* [To be done]: Using the records below, locate all lines containing "rifting" and return them.

--- START Provided data ---

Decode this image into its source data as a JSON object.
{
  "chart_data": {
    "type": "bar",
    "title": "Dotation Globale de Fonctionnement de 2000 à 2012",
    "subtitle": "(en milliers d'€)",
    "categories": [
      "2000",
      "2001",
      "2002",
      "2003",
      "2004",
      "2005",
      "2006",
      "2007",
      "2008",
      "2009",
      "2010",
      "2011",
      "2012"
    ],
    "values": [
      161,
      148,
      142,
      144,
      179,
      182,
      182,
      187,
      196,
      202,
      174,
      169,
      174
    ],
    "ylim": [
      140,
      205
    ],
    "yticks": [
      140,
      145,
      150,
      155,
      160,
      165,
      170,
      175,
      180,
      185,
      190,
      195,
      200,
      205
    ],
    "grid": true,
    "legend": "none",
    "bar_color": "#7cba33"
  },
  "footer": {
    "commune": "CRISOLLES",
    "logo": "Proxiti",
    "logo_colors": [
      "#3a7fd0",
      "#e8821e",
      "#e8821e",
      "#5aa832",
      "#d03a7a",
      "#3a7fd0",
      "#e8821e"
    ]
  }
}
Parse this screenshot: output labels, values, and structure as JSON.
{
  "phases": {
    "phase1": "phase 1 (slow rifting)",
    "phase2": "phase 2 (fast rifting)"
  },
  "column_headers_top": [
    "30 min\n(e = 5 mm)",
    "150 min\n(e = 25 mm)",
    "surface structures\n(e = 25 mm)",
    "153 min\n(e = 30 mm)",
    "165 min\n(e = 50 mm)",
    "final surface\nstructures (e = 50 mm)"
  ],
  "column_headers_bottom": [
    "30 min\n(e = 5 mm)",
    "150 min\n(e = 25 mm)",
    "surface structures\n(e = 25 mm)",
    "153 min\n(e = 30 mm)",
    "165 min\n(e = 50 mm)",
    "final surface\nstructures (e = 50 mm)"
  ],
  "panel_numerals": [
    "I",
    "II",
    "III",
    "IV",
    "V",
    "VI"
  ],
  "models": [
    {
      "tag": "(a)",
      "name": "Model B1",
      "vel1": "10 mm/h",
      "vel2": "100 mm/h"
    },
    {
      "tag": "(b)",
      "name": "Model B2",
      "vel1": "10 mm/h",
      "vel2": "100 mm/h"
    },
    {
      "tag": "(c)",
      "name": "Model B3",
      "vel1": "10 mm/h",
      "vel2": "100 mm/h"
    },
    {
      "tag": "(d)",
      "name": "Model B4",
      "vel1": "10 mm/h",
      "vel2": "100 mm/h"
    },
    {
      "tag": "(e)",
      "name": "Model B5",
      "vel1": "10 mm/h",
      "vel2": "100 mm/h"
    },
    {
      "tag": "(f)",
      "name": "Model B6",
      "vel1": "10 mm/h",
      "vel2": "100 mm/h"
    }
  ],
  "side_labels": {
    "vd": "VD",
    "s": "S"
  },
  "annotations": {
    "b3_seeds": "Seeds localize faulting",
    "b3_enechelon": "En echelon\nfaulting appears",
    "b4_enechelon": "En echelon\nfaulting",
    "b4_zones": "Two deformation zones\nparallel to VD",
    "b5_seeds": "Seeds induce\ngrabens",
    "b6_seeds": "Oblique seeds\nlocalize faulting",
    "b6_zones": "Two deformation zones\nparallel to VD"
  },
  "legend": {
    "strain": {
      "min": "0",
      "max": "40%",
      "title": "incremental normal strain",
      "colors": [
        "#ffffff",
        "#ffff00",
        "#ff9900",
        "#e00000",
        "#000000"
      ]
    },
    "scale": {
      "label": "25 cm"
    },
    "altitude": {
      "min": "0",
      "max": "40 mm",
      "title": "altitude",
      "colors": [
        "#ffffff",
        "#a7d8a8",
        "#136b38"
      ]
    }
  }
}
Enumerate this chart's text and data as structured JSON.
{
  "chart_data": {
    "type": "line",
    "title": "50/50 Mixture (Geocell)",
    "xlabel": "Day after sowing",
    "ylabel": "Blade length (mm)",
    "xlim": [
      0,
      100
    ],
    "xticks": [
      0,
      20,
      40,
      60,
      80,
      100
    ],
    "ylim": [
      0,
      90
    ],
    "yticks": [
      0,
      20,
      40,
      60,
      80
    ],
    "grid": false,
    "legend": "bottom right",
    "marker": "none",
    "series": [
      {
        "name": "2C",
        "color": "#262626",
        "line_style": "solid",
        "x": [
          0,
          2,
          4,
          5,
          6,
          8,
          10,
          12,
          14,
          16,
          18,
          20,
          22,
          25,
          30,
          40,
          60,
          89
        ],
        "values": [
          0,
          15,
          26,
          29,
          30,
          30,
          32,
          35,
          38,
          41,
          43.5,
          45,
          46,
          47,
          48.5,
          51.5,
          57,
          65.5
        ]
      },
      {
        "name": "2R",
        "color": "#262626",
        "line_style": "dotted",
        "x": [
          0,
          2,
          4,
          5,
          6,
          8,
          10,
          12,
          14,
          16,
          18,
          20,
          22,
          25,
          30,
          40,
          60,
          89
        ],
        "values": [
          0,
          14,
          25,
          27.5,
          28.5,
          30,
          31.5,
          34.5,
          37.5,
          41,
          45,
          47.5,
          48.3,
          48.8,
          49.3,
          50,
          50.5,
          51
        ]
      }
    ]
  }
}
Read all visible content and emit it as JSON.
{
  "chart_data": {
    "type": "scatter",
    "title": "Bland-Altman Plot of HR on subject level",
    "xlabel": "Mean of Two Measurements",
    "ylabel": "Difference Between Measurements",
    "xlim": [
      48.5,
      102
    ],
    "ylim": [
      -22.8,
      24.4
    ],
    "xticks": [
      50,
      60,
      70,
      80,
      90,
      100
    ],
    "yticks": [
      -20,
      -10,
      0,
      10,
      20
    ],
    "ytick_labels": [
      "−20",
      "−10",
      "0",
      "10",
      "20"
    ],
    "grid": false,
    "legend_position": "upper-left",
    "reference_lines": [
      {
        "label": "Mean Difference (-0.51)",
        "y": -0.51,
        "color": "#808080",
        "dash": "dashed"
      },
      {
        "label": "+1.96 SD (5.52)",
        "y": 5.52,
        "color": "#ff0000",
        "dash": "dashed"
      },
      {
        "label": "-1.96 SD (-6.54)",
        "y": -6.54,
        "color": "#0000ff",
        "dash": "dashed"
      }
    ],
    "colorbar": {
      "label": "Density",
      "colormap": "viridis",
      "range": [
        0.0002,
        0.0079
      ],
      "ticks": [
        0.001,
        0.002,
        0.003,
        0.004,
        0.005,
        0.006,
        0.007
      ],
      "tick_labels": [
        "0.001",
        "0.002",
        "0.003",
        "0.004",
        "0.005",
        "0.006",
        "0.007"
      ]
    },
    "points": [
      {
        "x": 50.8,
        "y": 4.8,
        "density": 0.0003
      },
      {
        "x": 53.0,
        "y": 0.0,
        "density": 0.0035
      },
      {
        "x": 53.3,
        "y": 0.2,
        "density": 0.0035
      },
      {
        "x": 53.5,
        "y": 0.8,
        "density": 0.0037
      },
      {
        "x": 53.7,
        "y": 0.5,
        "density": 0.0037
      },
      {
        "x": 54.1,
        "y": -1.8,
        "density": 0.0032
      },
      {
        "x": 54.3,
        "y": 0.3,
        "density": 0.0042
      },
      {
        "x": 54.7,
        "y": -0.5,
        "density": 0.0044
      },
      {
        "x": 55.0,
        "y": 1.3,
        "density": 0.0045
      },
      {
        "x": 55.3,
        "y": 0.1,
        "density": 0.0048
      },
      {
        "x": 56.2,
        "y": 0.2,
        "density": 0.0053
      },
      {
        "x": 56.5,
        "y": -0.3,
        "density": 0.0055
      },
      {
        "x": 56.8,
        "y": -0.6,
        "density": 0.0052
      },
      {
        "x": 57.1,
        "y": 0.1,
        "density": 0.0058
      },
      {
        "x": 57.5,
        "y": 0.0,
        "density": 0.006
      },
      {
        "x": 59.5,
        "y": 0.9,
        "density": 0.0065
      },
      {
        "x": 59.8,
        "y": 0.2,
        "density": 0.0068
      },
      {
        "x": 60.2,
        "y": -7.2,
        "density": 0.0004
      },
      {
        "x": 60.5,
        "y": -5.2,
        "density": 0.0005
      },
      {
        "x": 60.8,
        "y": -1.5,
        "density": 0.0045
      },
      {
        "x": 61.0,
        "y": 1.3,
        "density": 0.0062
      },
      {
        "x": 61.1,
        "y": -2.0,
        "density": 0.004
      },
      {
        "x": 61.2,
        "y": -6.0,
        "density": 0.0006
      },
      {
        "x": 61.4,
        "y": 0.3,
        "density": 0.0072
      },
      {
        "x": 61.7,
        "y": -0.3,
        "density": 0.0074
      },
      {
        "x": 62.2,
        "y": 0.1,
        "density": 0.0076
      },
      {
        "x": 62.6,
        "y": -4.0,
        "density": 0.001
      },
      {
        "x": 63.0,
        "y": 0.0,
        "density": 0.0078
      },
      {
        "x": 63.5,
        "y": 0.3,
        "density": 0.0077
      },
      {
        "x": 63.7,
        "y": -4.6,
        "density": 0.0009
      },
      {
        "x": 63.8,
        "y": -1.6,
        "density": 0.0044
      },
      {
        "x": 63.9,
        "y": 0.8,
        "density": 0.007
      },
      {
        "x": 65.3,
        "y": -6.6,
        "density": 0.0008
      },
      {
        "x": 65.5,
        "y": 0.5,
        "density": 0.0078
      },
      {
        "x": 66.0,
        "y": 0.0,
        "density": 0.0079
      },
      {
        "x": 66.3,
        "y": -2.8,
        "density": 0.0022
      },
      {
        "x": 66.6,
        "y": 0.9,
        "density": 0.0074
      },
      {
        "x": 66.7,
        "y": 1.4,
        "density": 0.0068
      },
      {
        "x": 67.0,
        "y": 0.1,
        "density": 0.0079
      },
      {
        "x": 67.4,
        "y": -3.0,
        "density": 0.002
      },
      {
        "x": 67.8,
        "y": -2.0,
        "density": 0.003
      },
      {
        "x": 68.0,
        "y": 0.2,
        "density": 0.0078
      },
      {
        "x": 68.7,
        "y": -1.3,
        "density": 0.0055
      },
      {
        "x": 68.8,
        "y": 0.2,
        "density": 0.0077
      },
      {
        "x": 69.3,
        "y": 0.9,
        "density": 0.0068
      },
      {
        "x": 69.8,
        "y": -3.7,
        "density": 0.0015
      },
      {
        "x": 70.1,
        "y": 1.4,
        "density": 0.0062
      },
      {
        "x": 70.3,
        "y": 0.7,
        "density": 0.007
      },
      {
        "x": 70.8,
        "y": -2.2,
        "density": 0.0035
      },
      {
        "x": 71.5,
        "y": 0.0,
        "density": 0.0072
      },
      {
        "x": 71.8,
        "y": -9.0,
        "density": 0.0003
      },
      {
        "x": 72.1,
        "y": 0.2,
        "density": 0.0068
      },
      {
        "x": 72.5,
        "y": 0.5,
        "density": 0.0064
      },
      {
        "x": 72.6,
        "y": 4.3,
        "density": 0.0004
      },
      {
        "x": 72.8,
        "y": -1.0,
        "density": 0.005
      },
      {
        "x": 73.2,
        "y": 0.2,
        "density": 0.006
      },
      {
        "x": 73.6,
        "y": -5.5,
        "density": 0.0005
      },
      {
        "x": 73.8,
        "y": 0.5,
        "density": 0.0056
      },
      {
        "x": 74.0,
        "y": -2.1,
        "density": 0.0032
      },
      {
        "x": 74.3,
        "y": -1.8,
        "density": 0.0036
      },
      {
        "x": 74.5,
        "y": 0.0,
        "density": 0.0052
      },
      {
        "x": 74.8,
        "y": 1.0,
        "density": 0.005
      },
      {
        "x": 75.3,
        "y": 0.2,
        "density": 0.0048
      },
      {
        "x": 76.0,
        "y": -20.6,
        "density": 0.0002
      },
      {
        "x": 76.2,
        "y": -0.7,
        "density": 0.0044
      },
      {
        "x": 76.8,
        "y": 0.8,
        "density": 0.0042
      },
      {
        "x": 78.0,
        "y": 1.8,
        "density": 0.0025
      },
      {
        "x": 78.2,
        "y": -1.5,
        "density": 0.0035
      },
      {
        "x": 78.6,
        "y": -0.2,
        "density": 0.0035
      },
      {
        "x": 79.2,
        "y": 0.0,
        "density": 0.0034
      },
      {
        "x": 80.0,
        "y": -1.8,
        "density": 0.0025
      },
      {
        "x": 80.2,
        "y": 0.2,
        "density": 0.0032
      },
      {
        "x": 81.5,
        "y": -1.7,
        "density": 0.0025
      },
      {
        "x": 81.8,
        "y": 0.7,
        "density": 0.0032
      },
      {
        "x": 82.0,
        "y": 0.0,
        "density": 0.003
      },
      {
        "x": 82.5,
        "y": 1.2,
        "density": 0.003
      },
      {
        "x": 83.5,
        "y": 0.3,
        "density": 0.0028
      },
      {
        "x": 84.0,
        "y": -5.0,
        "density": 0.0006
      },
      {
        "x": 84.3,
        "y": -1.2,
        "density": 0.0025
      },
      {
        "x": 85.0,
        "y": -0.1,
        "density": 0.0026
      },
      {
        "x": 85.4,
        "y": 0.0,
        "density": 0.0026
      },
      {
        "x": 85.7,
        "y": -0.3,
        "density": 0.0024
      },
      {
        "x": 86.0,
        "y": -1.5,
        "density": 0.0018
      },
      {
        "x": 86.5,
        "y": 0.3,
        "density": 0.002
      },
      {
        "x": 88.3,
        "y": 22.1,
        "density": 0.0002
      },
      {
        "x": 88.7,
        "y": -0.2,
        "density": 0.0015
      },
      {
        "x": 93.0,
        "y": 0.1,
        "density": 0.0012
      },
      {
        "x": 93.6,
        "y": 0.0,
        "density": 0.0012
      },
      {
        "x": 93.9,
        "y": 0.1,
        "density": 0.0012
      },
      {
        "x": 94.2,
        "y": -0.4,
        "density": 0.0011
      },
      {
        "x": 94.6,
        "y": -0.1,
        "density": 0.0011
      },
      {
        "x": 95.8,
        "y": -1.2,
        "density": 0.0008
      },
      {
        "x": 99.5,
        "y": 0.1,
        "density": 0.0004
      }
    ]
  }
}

--- END Provided data ---

* [Solution]:
    "phase1": "phase 1 (slow rifting)",
    "phase2": "phase 2 (fast rifting)"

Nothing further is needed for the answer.